** Start RECORDS PROVIDED **
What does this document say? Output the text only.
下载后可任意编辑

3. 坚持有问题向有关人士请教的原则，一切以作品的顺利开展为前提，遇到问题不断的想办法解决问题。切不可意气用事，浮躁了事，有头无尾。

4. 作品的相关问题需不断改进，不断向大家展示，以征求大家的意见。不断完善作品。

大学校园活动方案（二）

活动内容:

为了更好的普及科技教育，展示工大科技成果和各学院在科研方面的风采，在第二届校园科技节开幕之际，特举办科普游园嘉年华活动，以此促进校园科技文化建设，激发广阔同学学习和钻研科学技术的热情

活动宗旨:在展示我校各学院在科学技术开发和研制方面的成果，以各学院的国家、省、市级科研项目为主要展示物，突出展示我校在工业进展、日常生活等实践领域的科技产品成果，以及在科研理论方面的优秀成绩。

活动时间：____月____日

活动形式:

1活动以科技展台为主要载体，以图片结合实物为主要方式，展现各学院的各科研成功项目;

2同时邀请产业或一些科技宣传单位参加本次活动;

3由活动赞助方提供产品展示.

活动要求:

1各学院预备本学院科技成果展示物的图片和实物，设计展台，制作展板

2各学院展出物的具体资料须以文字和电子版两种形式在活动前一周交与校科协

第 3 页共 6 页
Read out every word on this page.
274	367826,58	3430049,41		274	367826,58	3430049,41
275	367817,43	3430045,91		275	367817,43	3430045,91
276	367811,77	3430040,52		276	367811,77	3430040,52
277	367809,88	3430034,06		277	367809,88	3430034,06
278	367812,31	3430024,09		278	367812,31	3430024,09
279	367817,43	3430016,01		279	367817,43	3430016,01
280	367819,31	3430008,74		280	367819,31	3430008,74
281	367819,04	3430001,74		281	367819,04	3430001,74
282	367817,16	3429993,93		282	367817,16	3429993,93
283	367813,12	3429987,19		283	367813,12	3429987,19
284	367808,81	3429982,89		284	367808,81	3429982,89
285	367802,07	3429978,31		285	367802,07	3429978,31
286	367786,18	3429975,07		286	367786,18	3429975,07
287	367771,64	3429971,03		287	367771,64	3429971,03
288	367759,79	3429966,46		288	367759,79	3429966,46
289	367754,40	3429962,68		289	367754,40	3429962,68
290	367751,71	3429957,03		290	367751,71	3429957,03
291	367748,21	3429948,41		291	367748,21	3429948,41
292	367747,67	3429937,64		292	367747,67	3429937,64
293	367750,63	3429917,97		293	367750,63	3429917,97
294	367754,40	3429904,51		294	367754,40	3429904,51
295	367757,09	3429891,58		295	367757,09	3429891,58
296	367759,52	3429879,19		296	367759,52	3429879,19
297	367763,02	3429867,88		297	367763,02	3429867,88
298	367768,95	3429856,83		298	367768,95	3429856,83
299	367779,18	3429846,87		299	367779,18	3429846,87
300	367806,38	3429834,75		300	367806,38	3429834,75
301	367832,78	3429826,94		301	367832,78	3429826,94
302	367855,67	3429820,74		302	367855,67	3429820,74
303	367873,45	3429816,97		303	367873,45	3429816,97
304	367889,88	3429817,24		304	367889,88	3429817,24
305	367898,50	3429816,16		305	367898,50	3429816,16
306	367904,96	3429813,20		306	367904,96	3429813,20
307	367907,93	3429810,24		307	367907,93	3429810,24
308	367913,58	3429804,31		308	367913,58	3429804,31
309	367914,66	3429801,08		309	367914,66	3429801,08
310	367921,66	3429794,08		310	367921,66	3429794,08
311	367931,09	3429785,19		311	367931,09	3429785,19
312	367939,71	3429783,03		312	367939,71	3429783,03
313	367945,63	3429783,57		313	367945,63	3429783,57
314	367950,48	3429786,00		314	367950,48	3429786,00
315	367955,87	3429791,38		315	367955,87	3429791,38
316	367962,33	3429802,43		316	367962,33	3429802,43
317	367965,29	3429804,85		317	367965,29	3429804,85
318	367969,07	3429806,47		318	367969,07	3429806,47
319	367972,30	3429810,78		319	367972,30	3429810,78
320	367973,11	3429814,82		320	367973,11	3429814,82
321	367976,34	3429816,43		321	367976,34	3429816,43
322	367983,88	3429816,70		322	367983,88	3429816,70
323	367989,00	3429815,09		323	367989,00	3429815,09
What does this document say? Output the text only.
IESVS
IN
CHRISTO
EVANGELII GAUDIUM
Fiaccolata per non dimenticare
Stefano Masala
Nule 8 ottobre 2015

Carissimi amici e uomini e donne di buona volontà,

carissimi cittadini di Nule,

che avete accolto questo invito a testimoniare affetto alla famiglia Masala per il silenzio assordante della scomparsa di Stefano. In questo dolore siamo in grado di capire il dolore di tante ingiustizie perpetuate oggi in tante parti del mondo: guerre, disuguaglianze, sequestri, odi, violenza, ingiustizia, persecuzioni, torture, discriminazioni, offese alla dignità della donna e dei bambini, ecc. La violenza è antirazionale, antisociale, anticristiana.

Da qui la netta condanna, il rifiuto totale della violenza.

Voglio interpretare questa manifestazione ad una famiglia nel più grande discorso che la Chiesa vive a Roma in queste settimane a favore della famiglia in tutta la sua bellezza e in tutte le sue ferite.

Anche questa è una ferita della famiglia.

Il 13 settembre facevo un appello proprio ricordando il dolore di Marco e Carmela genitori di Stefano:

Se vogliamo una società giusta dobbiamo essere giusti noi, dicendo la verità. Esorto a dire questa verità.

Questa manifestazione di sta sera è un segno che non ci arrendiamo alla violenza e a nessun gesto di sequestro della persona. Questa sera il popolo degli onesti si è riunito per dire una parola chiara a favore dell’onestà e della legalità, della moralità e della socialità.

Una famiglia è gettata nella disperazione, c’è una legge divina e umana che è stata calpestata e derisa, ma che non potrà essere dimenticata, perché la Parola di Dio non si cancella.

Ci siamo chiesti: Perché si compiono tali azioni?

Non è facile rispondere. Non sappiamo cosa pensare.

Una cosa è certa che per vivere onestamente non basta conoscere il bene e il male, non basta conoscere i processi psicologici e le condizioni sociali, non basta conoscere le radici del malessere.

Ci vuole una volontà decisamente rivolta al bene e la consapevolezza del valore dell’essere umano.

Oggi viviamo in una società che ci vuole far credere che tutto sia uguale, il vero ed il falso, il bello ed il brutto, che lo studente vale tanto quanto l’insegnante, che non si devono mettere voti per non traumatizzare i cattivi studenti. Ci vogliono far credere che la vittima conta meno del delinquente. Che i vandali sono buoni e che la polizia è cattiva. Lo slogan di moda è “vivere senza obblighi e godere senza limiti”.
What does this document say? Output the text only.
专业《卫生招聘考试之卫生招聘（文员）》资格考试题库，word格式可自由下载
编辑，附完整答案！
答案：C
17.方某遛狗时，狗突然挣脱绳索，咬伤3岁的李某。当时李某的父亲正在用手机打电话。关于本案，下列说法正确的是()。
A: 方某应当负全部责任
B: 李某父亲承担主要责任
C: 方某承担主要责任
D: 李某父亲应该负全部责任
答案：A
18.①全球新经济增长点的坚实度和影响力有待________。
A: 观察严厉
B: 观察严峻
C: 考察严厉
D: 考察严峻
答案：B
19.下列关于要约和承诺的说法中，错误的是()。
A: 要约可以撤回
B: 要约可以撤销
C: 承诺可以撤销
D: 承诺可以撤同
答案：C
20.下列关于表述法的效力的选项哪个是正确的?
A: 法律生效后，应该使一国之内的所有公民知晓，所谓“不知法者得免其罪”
** End RECORDS PROVIDED **
PROBLEM TO WORK ON: Write out every line of the records exactly.

OUTPUT:
What does this document say? Output the text only.
下载后可任意编辑

3. 坚持有问题向有关人士请教的原则，一切以作品的顺利开展为前提，遇到问题不断的想办法解决问题。切不可意气用事，浮躁了事，有头无尾。

4. 作品的相关问题需不断改进，不断向大家展示，以征求大家的意见。不断完善作品。

大学校园活动方案（二）

活动内容:

为了更好的普及科技教育，展示工大科技成果和各学院在科研方面的风采，在第二届校园科技节开幕之际，特举办科普游园嘉年华活动，以此促进校园科技文化建设，激发广阔同学学习和钻研科学技术的热情

活动宗旨:在展示我校各学院在科学技术开发和研制方面的成果，以各学院的国家、省、市级科研项目为主要展示物，突出展示我校在工业进展、日常生活等实践领域的科技产品成果，以及在科研理论方面的优秀成绩。

活动时间：____月____日

活动形式:

1活动以科技展台为主要载体，以图片结合实物为主要方式，展现各学院的各科研成功项目;

2同时邀请产业或一些科技宣传单位参加本次活动;

3由活动赞助方提供产品展示.

活动要求:

1各学院预备本学院科技成果展示物的图片和实物，设计展台，制作展板

2各学院展出物的具体资料须以文字和电子版两种形式在活动前一周交与校科协

第 3 页共 6 页
Read out every word on this page.
274	367826,58	3430049,41		274	367826,58	3430049,41
275	367817,43	3430045,91		275	367817,43	3430045,91
276	367811,77	3430040,52		276	367811,77	3430040,52
277	367809,88	3430034,06		277	367809,88	3430034,06
278	367812,31	3430024,09		278	367812,31	3430024,09
279	367817,43	3430016,01		279	367817,43	3430016,01
280	367819,31	3430008,74		280	367819,31	3430008,74
281	367819,04	3430001,74		281	367819,04	3430001,74
282	367817,16	3429993,93		282	367817,16	3429993,93
283	367813,12	3429987,19		283	367813,12	3429987,19
284	367808,81	3429982,89		284	367808,81	3429982,89
285	367802,07	3429978,31		285	367802,07	3429978,31
286	367786,18	3429975,07		286	367786,18	3429975,07
287	367771,64	3429971,03		287	367771,64	3429971,03
288	367759,79	3429966,46		288	367759,79	3429966,46
289	367754,40	3429962,68		289	367754,40	3429962,68
290	367751,71	3429957,03		290	367751,71	3429957,03
291	367748,21	3429948,41		291	367748,21	3429948,41
292	367747,67	3429937,64		292	367747,67	3429937,64
293	367750,63	3429917,97		293	367750,63	3429917,97
294	367754,40	3429904,51		294	367754,40	3429904,51
295	367757,09	3429891,58		295	367757,09	3429891,58
296	367759,52	3429879,19		296	367759,52	3429879,19
297	367763,02	3429867,88		297	367763,02	3429867,88
298	367768,95	3429856,83		298	367768,95	3429856,83
299	367779,18	3429846,87		299	367779,18	3429846,87
300	367806,38	3429834,75		300	367806,38	3429834,75
301	367832,78	3429826,94		301	367832,78	3429826,94
302	367855,67	3429820,74		302	367855,67	3429820,74
303	367873,45	3429816,97		303	367873,45	3429816,97
304	367889,88	3429817,24		304	367889,88	3429817,24
305	367898,50	3429816,16		305	367898,50	3429816,16
306	367904,96	3429813,20		306	367904,96	3429813,20
307	367907,93	3429810,24		307	367907,93	3429810,24
308	367913,58	3429804,31		308	367913,58	3429804,31
309	367914,66	3429801,08		309	367914,66	3429801,08
310	367921,66	3429794,08		310	367921,66	3429794,08
311	367931,09	3429785,19		311	367931,09	3429785,19
312	367939,71	3429783,03		312	367939,71	3429783,03
313	367945,63	3429783,57		313	367945,63	3429783,57
314	367950,48	3429786,00		314	367950,48	3429786,00
315	367955,87	3429791,38		315	367955,87	3429791,38
316	367962,33	3429802,43		316	367962,33	3429802,43
317	367965,29	3429804,85		317	367965,29	3429804,85
318	367969,07	3429806,47		318	367969,07	3429806,47
319	367972,30	3429810,78		319	367972,30	3429810,78
320	367973,11	3429814,82		320	367973,11	3429814,82
321	367976,34	3429816,43		321	367976,34	3429816,43
322	367983,88	3429816,70		322	367983,88	3429816,70
323	367989,00	3429815,09		323	367989,00	3429815,09
What does this document say? Output the text only.
IESVS
IN
CHRISTO
EVANGELII GAUDIUM
Fiaccolata per non dimenticare
Stefano Masala
Nule 8 ottobre 2015

Carissimi amici e uomini e donne di buona volontà,

carissimi cittadini di Nule,

che avete accolto questo invito a testimoniare affetto alla famiglia Masala per il silenzio assordante della scomparsa di Stefano. In questo dolore siamo in grado di capire il dolore di tante ingiustizie perpetuate oggi in tante parti del mondo: guerre, disuguaglianze, sequestri, odi, violenza, ingiustizia, persecuzioni, torture, discriminazioni, offese alla dignità della donna e dei bambini, ecc. La violenza è antirazionale, antisociale, anticristiana.

Da qui la netta condanna, il rifiuto totale della violenza.

Voglio interpretare questa manifestazione ad una famiglia nel più grande discorso che la Chiesa vive a Roma in queste settimane a favore della famiglia in tutta la sua bellezza e in tutte le sue ferite.

Anche questa è una ferita della famiglia.

Il 13 settembre facevo un appello proprio ricordando il dolore di Marco e Carmela genitori di Stefano:

Se vogliamo una società giusta dobbiamo essere giusti noi, dicendo la verità. Esorto a dire questa verità.

Questa manifestazione di sta sera è un segno che non ci arrendiamo alla violenza e a nessun gesto di sequestro della persona. Questa sera il popolo degli onesti si è riunito per dire una parola chiara a favore dell’onestà e della legalità, della moralità e della socialità.

Una famiglia è gettata nella disperazione, c’è una legge divina e umana che è stata calpestata e derisa, ma che non potrà essere dimenticata, perché la Parola di Dio non si cancella.

Ci siamo chiesti: Perché si compiono tali azioni?

Non è facile rispondere. Non sappiamo cosa pensare.

Una cosa è certa che per vivere onestamente non basta conoscere il bene e il male, non basta conoscere i processi psicologici e le condizioni sociali, non basta conoscere le radici del malessere.

Ci vuole una volontà decisamente rivolta al bene e la consapevolezza del valore dell’essere umano.

Oggi viviamo in una società che ci vuole far credere che tutto sia uguale, il vero ed il falso, il bello ed il brutto, che lo studente vale tanto quanto l’insegnante, che non si devono mettere voti per non traumatizzare i cattivi studenti. Ci vogliono far credere che la vittima conta meno del delinquente. Che i vandali sono buoni e che la polizia è cattiva. Lo slogan di moda è “vivere senza obblighi e godere senza limiti”.
What does this document say? Output the text only.
专业《卫生招聘考试之卫生招聘（文员）》资格考试题库，word格式可自由下载
编辑，附完整答案！
答案：C
17.方某遛狗时，狗突然挣脱绳索，咬伤3岁的李某。当时李某的父亲正在用手机打电话。关于本案，下列说法正确的是()。
A: 方某应当负全部责任
B: 李某父亲承担主要责任
C: 方某承担主要责任
D: 李某父亲应该负全部责任
答案：A
18.①全球新经济增长点的坚实度和影响力有待________。
A: 观察严厉
B: 观察严峻
C: 考察严厉
D: 考察严峻
答案：B
19.下列关于要约和承诺的说法中，错误的是()。
A: 要约可以撤回
B: 要约可以撤销
C: 承诺可以撤销
D: 承诺可以撤同
答案：C
20.下列关于表述法的效力的选项哪个是正确的?
A: 法律生效后，应该使一国之内的所有公民知晓，所谓“不知法者得免其罪”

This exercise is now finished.